§ **Instructions for the task**
Extract from the listing each line in which the word "насаждениями" appears.

— BEGIN —

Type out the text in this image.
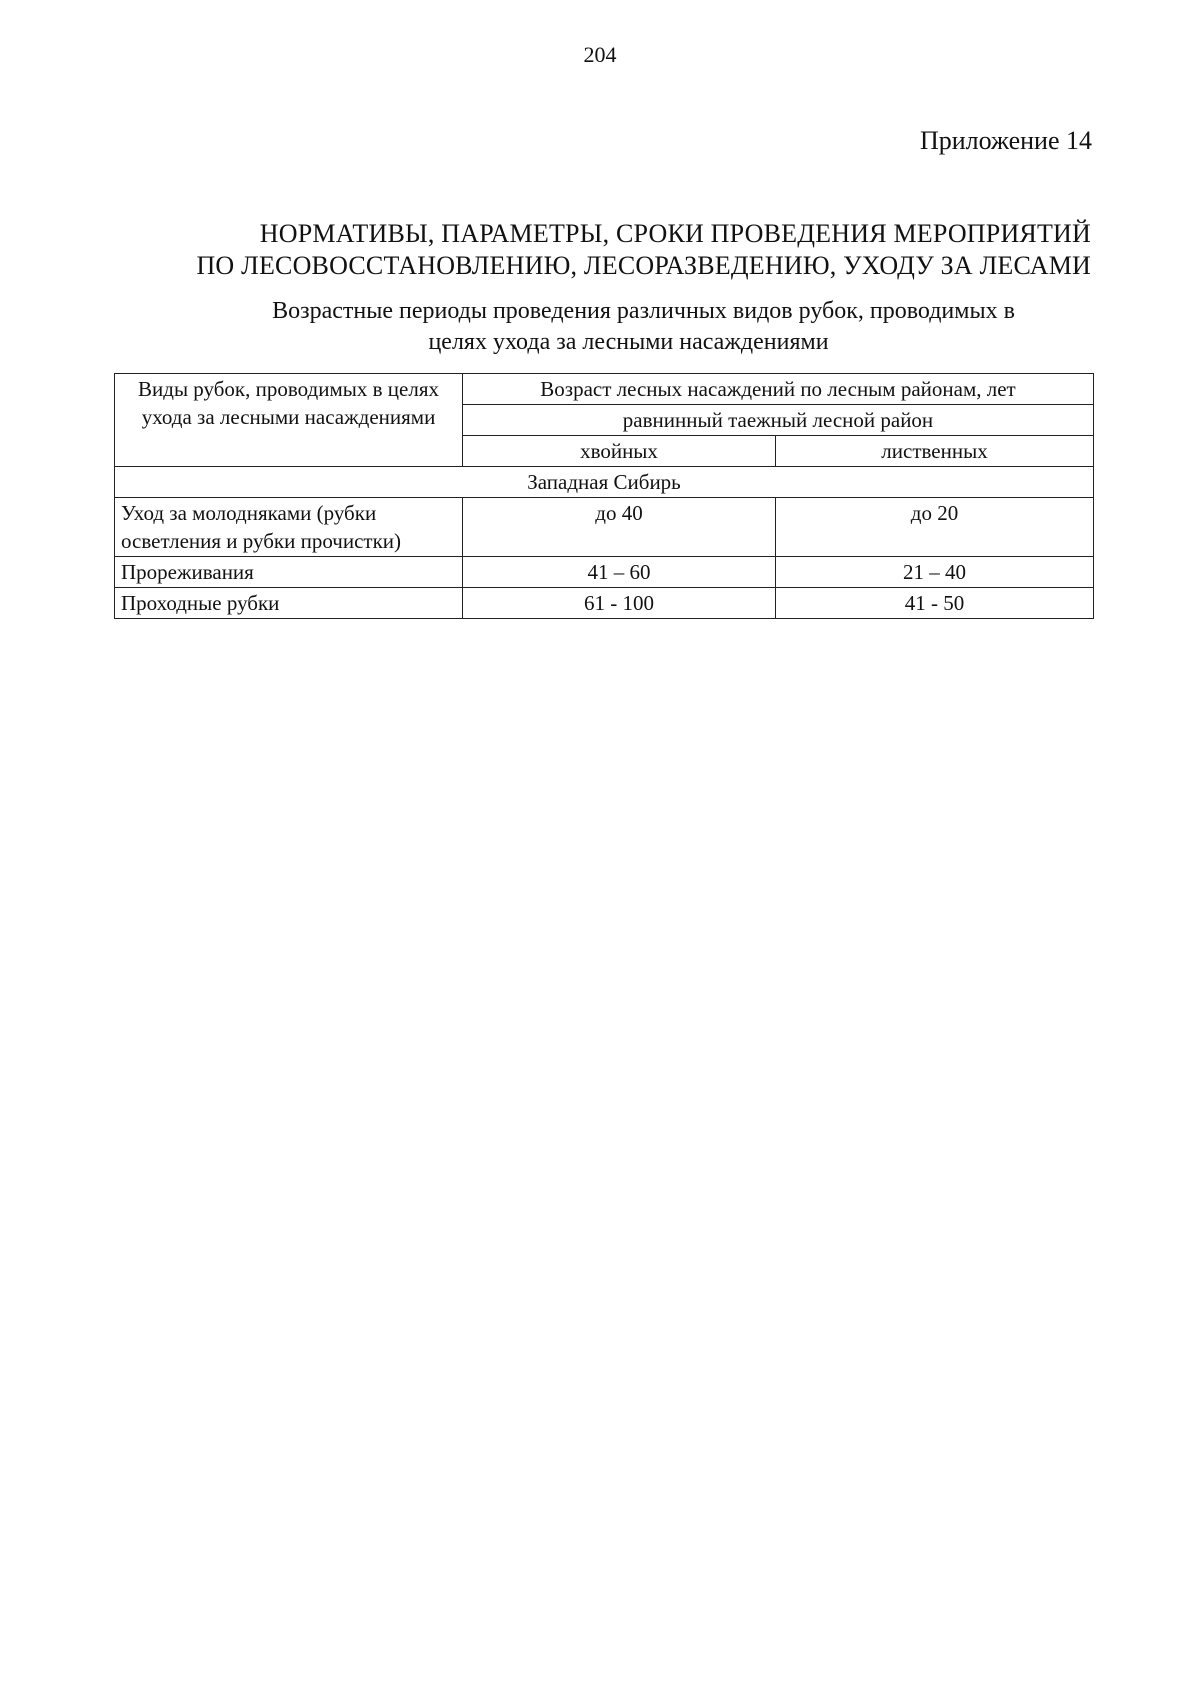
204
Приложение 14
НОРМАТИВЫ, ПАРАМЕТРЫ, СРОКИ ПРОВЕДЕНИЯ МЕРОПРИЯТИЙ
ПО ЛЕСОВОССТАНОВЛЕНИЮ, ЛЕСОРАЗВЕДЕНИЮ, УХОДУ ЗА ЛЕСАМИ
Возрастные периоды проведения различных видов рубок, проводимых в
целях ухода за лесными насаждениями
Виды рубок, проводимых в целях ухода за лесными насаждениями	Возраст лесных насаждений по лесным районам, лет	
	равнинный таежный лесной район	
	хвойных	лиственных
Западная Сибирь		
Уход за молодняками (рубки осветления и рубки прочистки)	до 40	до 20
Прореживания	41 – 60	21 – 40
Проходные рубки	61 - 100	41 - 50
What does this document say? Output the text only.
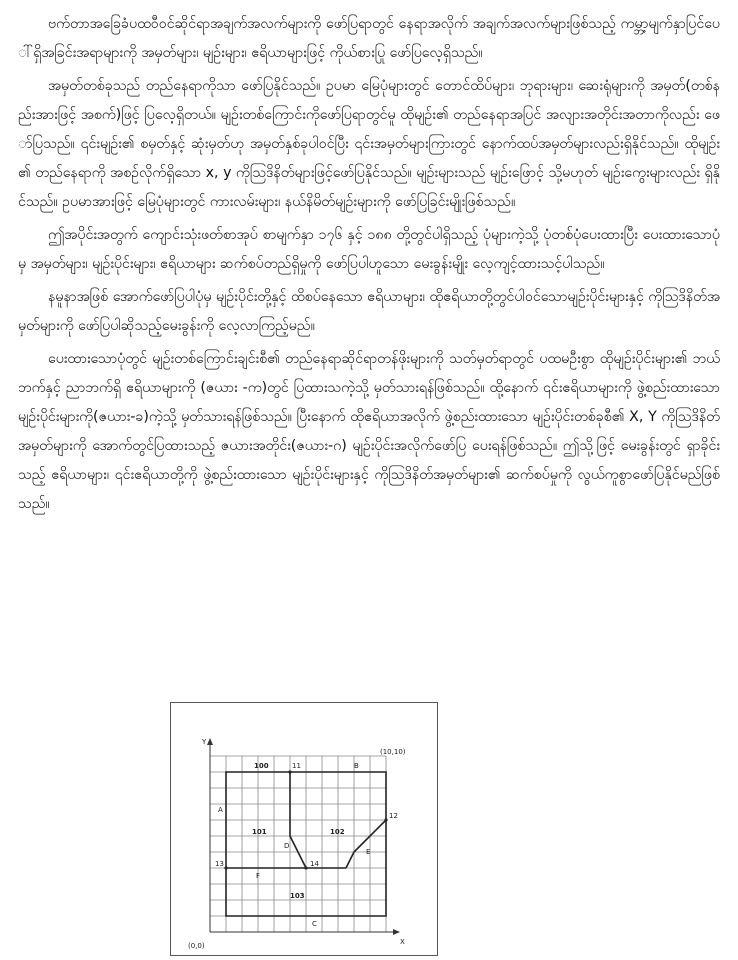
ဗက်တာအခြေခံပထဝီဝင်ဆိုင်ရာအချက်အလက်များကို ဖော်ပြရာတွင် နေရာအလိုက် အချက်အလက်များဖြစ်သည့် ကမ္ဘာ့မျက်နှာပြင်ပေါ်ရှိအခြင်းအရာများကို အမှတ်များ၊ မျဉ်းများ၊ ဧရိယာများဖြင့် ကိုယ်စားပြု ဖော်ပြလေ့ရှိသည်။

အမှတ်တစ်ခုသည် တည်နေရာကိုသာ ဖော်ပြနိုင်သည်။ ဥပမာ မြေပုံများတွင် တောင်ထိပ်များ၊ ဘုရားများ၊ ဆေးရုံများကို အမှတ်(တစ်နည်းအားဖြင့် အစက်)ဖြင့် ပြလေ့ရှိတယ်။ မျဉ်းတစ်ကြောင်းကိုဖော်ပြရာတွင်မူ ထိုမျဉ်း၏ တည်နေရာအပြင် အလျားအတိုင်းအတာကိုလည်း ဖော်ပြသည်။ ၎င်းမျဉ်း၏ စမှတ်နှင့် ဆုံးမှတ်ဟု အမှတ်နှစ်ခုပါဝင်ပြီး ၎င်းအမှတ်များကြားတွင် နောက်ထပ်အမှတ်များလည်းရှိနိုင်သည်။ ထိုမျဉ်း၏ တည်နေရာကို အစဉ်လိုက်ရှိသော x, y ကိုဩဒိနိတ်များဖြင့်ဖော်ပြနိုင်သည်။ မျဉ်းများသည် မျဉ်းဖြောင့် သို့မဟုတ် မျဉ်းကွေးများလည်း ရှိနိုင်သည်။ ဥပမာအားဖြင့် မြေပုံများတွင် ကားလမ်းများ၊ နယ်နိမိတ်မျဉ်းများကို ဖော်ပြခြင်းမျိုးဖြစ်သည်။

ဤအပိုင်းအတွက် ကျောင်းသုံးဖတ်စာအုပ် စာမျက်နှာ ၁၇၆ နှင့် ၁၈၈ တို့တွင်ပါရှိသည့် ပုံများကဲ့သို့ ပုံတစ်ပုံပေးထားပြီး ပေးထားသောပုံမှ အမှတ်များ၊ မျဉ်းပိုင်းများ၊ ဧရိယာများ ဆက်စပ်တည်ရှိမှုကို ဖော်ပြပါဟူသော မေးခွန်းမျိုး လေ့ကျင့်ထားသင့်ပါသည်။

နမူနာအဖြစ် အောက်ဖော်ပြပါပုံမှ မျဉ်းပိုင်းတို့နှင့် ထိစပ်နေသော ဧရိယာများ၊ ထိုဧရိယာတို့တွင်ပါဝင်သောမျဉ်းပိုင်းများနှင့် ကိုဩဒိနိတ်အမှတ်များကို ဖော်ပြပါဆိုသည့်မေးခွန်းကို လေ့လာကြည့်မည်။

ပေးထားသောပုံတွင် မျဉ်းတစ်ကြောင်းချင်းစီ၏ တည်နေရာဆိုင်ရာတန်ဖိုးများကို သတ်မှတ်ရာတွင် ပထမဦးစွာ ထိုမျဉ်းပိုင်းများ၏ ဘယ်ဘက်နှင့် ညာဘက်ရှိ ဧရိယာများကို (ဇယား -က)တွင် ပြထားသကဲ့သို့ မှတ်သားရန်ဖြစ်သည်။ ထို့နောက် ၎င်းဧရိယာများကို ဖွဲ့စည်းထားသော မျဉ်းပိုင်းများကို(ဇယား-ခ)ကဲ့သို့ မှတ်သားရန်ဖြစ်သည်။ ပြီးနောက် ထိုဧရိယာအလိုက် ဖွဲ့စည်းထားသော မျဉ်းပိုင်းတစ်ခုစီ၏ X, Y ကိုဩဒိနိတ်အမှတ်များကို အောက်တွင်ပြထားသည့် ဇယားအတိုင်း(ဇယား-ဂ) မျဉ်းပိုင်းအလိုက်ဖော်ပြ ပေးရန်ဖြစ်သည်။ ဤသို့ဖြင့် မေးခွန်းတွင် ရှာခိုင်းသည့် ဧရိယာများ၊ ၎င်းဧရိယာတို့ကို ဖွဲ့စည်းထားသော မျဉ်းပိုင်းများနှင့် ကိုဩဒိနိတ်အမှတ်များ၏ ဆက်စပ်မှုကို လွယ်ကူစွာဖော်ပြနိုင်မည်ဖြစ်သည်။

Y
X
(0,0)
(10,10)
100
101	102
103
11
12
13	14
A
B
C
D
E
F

— END —

§ **Written solution**
целях ухода за лесными насаждениями
Виды рубок, проводимых в целях ухода за лесными насаждениями	Возраст лесных насаждений по лесным районам, лет	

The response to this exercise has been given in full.